--- Begin Exercise inputs ---

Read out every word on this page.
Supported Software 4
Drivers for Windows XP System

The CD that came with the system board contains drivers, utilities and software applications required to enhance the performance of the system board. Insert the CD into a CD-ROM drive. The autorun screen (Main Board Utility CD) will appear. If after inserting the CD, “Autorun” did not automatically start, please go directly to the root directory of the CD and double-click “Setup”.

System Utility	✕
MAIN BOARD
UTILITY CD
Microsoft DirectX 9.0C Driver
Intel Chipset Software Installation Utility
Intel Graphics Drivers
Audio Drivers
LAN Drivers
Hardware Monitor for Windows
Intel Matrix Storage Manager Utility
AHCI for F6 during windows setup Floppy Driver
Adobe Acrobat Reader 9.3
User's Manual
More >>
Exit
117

--- End Exercise inputs ---
--- Begin Exercise inputs ---

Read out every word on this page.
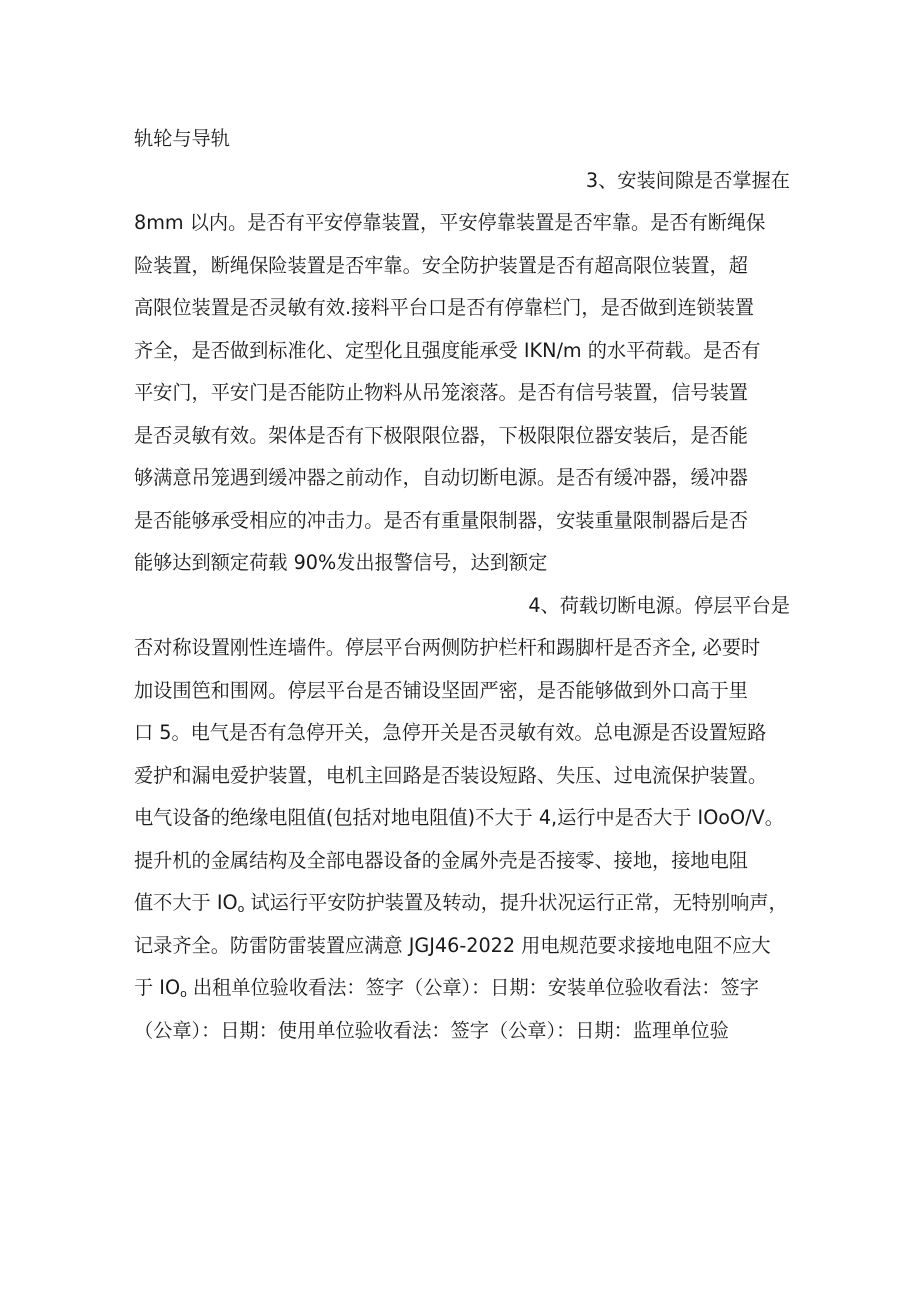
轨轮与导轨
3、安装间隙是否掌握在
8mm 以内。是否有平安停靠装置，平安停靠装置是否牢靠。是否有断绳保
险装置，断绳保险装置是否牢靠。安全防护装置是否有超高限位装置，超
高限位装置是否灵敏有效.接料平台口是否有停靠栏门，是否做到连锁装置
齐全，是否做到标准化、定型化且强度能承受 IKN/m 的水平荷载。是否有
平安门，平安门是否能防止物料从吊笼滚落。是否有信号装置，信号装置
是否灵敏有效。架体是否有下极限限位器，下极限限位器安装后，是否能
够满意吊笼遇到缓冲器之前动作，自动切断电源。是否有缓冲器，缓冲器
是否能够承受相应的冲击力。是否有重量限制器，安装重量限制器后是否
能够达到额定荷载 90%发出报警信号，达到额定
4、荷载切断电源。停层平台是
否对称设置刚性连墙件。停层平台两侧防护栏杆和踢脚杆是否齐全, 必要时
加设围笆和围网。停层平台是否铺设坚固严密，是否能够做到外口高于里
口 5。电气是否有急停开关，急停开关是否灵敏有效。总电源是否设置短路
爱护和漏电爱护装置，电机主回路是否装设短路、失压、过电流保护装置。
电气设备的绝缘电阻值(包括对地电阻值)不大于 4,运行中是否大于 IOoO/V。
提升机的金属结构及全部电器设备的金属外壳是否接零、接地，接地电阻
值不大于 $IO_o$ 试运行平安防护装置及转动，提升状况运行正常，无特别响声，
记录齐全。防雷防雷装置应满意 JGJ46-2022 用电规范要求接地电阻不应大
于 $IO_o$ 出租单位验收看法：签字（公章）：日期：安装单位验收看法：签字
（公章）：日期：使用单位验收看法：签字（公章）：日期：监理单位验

--- End Exercise inputs ---

Work instructions: Report how many lines of the listing above include the word "Intel". Say nothing but the number.

Exercise solution: 3